__Required work__: Reproduce all of the material word for word.

__Data rows__:
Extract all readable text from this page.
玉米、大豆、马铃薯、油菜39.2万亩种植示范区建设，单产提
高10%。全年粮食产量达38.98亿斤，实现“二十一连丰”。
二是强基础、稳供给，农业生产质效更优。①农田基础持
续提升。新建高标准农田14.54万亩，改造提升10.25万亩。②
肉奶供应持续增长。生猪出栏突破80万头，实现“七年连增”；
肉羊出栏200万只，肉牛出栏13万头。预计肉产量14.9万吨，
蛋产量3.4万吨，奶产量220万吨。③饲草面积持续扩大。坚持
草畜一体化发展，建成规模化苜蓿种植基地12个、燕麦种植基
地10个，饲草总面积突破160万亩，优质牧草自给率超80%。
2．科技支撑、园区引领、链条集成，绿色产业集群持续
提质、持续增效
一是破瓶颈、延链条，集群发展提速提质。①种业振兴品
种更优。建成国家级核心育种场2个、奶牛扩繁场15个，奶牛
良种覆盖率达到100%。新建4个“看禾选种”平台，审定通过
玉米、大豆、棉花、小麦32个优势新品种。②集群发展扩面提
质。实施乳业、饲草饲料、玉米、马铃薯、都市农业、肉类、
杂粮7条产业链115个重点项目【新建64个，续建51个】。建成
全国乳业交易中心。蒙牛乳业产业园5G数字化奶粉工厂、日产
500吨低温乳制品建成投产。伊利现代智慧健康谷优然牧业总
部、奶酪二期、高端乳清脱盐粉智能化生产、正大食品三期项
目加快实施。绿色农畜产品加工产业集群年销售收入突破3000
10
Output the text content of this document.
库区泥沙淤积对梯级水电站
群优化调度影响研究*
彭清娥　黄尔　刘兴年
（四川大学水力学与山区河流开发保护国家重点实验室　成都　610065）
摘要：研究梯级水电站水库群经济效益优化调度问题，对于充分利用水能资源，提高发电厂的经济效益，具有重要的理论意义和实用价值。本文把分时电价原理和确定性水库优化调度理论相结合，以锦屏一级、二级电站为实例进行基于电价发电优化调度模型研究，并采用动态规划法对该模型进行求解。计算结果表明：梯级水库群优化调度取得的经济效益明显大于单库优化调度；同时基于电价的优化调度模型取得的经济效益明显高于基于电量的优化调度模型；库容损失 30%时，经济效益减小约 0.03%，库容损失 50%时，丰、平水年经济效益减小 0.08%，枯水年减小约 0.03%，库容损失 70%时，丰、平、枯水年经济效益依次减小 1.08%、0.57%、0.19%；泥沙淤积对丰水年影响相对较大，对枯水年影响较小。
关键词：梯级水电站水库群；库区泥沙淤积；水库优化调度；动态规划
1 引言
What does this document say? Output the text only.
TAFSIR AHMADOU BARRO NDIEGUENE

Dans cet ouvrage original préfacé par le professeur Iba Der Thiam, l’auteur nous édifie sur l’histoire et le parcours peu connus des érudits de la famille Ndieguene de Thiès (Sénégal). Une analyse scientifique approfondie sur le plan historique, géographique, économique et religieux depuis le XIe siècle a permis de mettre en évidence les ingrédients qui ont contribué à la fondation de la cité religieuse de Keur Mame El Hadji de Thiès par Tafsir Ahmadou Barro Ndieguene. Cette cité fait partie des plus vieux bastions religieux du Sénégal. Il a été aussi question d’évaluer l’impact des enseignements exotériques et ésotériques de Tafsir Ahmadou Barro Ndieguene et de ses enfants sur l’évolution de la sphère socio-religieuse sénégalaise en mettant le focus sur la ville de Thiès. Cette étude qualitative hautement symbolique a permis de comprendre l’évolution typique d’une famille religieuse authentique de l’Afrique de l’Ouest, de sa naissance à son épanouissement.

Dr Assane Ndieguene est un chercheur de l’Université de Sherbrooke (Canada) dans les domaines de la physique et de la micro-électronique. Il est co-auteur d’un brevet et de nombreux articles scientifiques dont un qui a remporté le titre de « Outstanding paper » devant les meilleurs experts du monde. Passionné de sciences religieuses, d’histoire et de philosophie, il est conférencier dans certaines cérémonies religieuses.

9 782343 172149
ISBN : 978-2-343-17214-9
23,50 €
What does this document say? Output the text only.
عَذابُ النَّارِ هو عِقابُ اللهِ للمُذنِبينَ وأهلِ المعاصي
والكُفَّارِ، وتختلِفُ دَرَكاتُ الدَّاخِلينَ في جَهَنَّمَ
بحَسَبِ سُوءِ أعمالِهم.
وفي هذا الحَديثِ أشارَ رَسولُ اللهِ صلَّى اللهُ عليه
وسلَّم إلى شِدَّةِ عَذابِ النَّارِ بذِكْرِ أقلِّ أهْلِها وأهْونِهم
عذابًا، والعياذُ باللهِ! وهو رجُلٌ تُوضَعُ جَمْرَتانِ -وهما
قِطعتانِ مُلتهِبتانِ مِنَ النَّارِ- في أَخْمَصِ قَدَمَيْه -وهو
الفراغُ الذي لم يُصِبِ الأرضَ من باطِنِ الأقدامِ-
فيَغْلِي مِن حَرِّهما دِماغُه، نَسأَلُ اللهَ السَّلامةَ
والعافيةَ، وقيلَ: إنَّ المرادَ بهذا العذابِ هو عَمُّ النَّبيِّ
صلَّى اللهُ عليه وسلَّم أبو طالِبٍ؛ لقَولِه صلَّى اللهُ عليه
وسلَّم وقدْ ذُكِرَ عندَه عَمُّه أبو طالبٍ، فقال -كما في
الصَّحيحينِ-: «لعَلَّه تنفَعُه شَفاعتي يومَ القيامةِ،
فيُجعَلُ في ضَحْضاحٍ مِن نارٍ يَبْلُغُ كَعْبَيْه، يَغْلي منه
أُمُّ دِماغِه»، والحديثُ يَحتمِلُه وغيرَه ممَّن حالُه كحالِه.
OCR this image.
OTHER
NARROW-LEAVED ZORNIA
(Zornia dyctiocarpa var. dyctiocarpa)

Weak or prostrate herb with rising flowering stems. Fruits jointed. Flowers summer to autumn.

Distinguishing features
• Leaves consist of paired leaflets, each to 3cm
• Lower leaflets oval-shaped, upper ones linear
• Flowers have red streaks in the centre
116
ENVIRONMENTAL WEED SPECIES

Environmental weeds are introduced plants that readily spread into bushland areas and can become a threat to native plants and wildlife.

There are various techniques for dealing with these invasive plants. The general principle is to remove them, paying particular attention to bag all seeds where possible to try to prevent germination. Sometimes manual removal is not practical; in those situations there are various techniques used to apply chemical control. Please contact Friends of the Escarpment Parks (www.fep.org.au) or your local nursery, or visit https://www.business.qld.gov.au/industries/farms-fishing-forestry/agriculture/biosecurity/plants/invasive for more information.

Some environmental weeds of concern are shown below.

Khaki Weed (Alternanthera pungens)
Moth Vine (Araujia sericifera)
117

__Task result__:
Extract all readable text from this page.
玉米、大豆、马铃薯、油菜39.2万亩种植示范区建设，单产提
高10%。全年粮食产量达38.98亿斤，实现“二十一连丰”。
二是强基础、稳供给，农业生产质效更优。①农田基础持
续提升。新建高标准农田14.54万亩，改造提升10.25万亩。②
肉奶供应持续增长。生猪出栏突破80万头，实现“七年连增”；
肉羊出栏200万只，肉牛出栏13万头。预计肉产量14.9万吨，
蛋产量3.4万吨，奶产量220万吨。③饲草面积持续扩大。坚持
草畜一体化发展，建成规模化苜蓿种植基地12个、燕麦种植基
地10个，饲草总面积突破160万亩，优质牧草自给率超80%。
2．科技支撑、园区引领、链条集成，绿色产业集群持续
提质、持续增效
一是破瓶颈、延链条，集群发展提速提质。①种业振兴品
种更优。建成国家级核心育种场2个、奶牛扩繁场15个，奶牛
良种覆盖率达到100%。新建4个“看禾选种”平台，审定通过
玉米、大豆、棉花、小麦32个优势新品种。②集群发展扩面提
质。实施乳业、饲草饲料、玉米、马铃薯、都市农业、肉类、
杂粮7条产业链115个重点项目【新建64个，续建51个】。建成
全国乳业交易中心。蒙牛乳业产业园5G数字化奶粉工厂、日产
500吨低温乳制品建成投产。伊利现代智慧健康谷优然牧业总
部、奶酪二期、高端乳清脱盐粉智能化生产、正大食品三期项
目加快实施。绿色农畜产品加工产业集群年销售收入突破3000
10
Output the text content of this document.
库区泥沙淤积对梯级水电站
群优化调度影响研究*
彭清娥　黄尔　刘兴年
（四川大学水力学与山区河流开发保护国家重点实验室　成都　610065）
摘要：研究梯级水电站水库群经济效益优化调度问题，对于充分利用水能资源，提高发电厂的经济效益，具有重要的理论意义和实用价值。本文把分时电价原理和确定性水库优化调度理论相结合，以锦屏一级、二级电站为实例进行基于电价发电优化调度模型研究，并采用动态规划法对该模型进行求解。计算结果表明：梯级水库群优化调度取得的经济效益明显大于单库优化调度；同时基于电价的优化调度模型取得的经济效益明显高于基于电量的优化调度模型；库容损失 30%时，经济效益减小约 0.03%，库容损失 50%时，丰、平水年经济效益减小 0.08%，枯水年减小约 0.03%，库容损失 70%时，丰、平、枯水年经济效益依次减小 1.08%、0.57%、0.19%；泥沙淤积对丰水年影响相对较大，对枯水年影响较小。
关键词：梯级水电站水库群；库区泥沙淤积；水库优化调度；动态规划
1 引言
What does this document say? Output the text only.
TAFSIR AHMADOU BARRO NDIEGUENE

Dans cet ouvrage original préfacé par le professeur Iba Der Thiam, l’auteur nous édifie sur l’histoire et le parcours peu connus des érudits de la famille Ndieguene de Thiès (Sénégal). Une analyse scientifique approfondie sur le plan historique, géographique, économique et religieux depuis le XIe siècle a permis de mettre en évidence les ingrédients qui ont contribué à la fondation de la cité religieuse de Keur Mame El Hadji de Thiès par Tafsir Ahmadou Barro Ndieguene. Cette cité fait partie des plus vieux bastions religieux du Sénégal. Il a été aussi question d’évaluer l’impact des enseignements exotériques et ésotériques de Tafsir Ahmadou Barro Ndieguene et de ses enfants sur l’évolution de la sphère socio-religieuse sénégalaise en mettant le focus sur la ville de Thiès. Cette étude qualitative hautement symbolique a permis de comprendre l’évolution typique d’une famille religieuse authentique de l’Afrique de l’Ouest, de sa naissance à son épanouissement.

Dr Assane Ndieguene est un chercheur de l’Université de Sherbrooke (Canada) dans les domaines de la physique et de la micro-électronique. Il est co-auteur d’un brevet et de nombreux articles scientifiques dont un qui a remporté le titre de « Outstanding paper » devant les meilleurs experts du monde. Passionné de sciences religieuses, d’histoire et de philosophie, il est conférencier dans certaines cérémonies religieuses.

9 782343 172149
ISBN : 978-2-343-17214-9
23,50 €
What does this document say? Output the text only.
عَذابُ النَّارِ هو عِقابُ اللهِ للمُذنِبينَ وأهلِ المعاصي
والكُفَّارِ، وتختلِفُ دَرَكاتُ الدَّاخِلينَ في جَهَنَّمَ
بحَسَبِ سُوءِ أعمالِهم.
وفي هذا الحَديثِ أشارَ رَسولُ اللهِ صلَّى اللهُ عليه
وسلَّم إلى شِدَّةِ عَذابِ النَّارِ بذِكْرِ أقلِّ أهْلِها وأهْونِهم
عذابًا، والعياذُ باللهِ! وهو رجُلٌ تُوضَعُ جَمْرَتانِ -وهما
قِطعتانِ مُلتهِبتانِ مِنَ النَّارِ- في أَخْمَصِ قَدَمَيْه -وهو
الفراغُ الذي لم يُصِبِ الأرضَ من باطِنِ الأقدامِ-
فيَغْلِي مِن حَرِّهما دِماغُه، نَسأَلُ اللهَ السَّلامةَ
والعافيةَ، وقيلَ: إنَّ المرادَ بهذا العذابِ هو عَمُّ النَّبيِّ
صلَّى اللهُ عليه وسلَّم أبو طالِبٍ؛ لقَولِه صلَّى اللهُ عليه
وسلَّم وقدْ ذُكِرَ عندَه عَمُّه أبو طالبٍ، فقال -كما في
الصَّحيحينِ-: «لعَلَّه تنفَعُه شَفاعتي يومَ القيامةِ،
فيُجعَلُ في ضَحْضاحٍ مِن نارٍ يَبْلُغُ كَعْبَيْه، يَغْلي منه
أُمُّ دِماغِه»، والحديثُ يَحتمِلُه وغيرَه ممَّن حالُه كحالِه.
OCR this image.
OTHER
NARROW-LEAVED ZORNIA
(Zornia dyctiocarpa var. dyctiocarpa)

Weak or prostrate herb with rising flowering stems. Fruits jointed. Flowers summer to autumn.

Distinguishing features
• Leaves consist of paired leaflets, each to 3cm
• Lower leaflets oval-shaped, upper ones linear
• Flowers have red streaks in the centre
116
ENVIRONMENTAL WEED SPECIES

Environmental weeds are introduced plants that readily spread into bushland areas and can become a threat to native plants and wildlife.

There are various techniques for dealing with these invasive plants. The general principle is to remove them, paying particular attention to bag all seeds where possible to try to prevent germination. Sometimes manual removal is not practical; in those situations there are various techniques used to apply chemical control. Please contact Friends of the Escarpment Parks (www.fep.org.au) or your local nursery, or visit https://www.business.qld.gov.au/industries/farms-fishing-forestry/agriculture/biosecurity/plants/invasive for more information.

Some environmental weeds of concern are shown below.

Khaki Weed (Alternanthera pungens)
Moth Vine (Araujia sericifera)
117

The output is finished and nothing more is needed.